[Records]
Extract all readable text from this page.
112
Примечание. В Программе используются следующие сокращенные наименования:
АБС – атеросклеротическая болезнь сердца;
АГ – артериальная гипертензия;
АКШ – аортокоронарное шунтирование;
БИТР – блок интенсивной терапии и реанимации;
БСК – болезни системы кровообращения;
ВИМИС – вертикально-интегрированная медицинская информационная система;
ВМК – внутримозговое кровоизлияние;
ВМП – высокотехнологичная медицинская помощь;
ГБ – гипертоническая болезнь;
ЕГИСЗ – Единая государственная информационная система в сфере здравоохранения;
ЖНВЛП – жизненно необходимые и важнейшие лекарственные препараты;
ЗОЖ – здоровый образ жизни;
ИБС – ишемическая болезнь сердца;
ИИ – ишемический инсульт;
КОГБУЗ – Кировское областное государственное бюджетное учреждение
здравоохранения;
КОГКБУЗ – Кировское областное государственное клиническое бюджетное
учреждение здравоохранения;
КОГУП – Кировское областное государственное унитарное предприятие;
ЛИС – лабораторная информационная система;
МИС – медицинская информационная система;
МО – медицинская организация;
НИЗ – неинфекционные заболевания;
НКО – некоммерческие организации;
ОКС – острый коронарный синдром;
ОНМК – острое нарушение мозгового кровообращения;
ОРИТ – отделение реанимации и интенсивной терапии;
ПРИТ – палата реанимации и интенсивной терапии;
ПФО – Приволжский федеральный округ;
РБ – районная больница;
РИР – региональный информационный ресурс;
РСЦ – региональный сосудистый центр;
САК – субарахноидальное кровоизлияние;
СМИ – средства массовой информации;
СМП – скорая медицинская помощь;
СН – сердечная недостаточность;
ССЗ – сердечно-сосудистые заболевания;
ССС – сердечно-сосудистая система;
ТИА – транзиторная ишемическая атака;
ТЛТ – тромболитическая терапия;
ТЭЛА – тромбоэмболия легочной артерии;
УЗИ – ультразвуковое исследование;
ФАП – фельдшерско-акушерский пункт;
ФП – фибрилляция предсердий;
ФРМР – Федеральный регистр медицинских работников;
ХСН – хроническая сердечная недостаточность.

▸ **Directions**:
Retype every record above exactly as it appears.

▸ **The answer**:
Extract all readable text from this page.
112
Примечание. В Программе используются следующие сокращенные наименования:
АБС – атеросклеротическая болезнь сердца;
АГ – артериальная гипертензия;
АКШ – аортокоронарное шунтирование;
БИТР – блок интенсивной терапии и реанимации;
БСК – болезни системы кровообращения;
ВИМИС – вертикально-интегрированная медицинская информационная система;
ВМК – внутримозговое кровоизлияние;
ВМП – высокотехнологичная медицинская помощь;
ГБ – гипертоническая болезнь;
ЕГИСЗ – Единая государственная информационная система в сфере здравоохранения;
ЖНВЛП – жизненно необходимые и важнейшие лекарственные препараты;
ЗОЖ – здоровый образ жизни;
ИБС – ишемическая болезнь сердца;
ИИ – ишемический инсульт;
КОГБУЗ – Кировское областное государственное бюджетное учреждение
здравоохранения;
КОГКБУЗ – Кировское областное государственное клиническое бюджетное
учреждение здравоохранения;
КОГУП – Кировское областное государственное унитарное предприятие;
ЛИС – лабораторная информационная система;
МИС – медицинская информационная система;
МО – медицинская организация;
НИЗ – неинфекционные заболевания;
НКО – некоммерческие организации;
ОКС – острый коронарный синдром;
ОНМК – острое нарушение мозгового кровообращения;
ОРИТ – отделение реанимации и интенсивной терапии;
ПРИТ – палата реанимации и интенсивной терапии;
ПФО – Приволжский федеральный округ;
РБ – районная больница;
РИР – региональный информационный ресурс;
РСЦ – региональный сосудистый центр;
САК – субарахноидальное кровоизлияние;
СМИ – средства массовой информации;
СМП – скорая медицинская помощь;
СН – сердечная недостаточность;
ССЗ – сердечно-сосудистые заболевания;
ССС – сердечно-сосудистая система;
ТИА – транзиторная ишемическая атака;
ТЛТ – тромболитическая терапия;
ТЭЛА – тромбоэмболия легочной артерии;
УЗИ – ультразвуковое исследование;
ФАП – фельдшерско-акушерский пункт;
ФП – фибрилляция предсердий;
ФРМР – Федеральный регистр медицинских работников;
ХСН – хроническая сердечная недостаточность.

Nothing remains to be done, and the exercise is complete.